## START

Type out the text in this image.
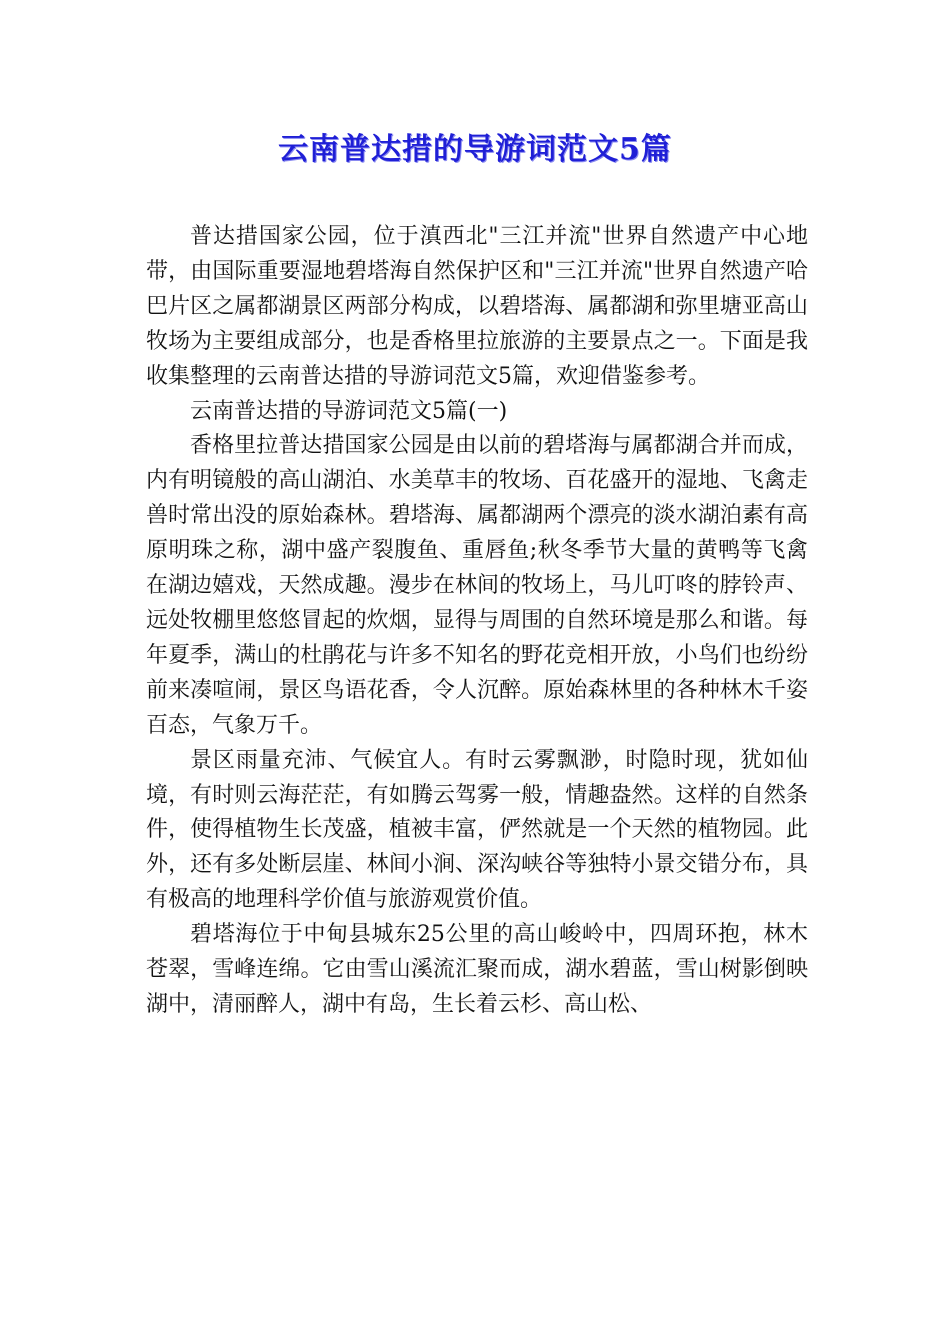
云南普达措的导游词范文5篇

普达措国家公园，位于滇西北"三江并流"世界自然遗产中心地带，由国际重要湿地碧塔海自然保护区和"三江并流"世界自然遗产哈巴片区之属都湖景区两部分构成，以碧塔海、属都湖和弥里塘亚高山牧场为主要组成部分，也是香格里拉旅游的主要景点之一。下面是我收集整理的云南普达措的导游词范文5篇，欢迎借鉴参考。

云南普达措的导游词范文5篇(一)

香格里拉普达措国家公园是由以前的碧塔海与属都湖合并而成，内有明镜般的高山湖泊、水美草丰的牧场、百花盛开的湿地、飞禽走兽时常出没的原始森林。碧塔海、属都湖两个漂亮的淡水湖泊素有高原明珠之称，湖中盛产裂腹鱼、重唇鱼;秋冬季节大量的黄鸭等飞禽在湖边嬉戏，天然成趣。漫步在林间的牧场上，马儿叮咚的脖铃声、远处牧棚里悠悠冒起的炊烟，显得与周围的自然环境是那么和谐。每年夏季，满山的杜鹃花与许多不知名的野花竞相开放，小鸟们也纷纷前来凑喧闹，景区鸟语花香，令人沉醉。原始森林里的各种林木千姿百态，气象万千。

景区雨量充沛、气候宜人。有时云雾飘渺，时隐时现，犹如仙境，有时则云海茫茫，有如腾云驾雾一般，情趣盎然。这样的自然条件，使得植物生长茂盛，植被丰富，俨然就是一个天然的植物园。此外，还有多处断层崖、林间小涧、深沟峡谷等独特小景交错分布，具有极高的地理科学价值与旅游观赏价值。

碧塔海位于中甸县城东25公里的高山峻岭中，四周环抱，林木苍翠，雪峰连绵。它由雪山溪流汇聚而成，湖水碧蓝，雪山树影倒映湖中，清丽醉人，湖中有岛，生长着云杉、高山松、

## END
## START

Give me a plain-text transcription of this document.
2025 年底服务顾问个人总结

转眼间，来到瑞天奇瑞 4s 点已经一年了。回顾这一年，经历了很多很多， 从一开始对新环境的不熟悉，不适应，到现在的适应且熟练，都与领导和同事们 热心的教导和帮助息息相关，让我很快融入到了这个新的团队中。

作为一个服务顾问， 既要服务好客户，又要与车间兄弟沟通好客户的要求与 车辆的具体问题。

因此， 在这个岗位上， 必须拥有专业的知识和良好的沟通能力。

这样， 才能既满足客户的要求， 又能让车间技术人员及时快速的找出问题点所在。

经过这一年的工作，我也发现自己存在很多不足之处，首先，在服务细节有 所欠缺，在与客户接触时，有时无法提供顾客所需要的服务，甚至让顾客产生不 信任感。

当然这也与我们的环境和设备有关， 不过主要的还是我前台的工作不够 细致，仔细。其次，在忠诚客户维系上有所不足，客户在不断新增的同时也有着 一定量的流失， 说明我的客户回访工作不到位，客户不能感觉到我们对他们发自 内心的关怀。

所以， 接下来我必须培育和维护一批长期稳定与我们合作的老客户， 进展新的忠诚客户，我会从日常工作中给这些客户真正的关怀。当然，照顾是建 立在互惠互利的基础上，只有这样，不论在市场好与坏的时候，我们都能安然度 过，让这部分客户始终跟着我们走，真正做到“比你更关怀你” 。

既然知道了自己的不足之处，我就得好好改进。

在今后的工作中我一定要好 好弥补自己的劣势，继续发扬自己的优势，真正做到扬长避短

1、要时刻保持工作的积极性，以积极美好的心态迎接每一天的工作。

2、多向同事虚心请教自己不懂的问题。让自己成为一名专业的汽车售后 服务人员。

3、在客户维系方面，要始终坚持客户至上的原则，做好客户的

## END

## [GOAL]
Report every line containing the word "this" from the listing above.

## [CORRECT ANSWER]
Type out the text in this image.
Give me a plain-text transcription of this document.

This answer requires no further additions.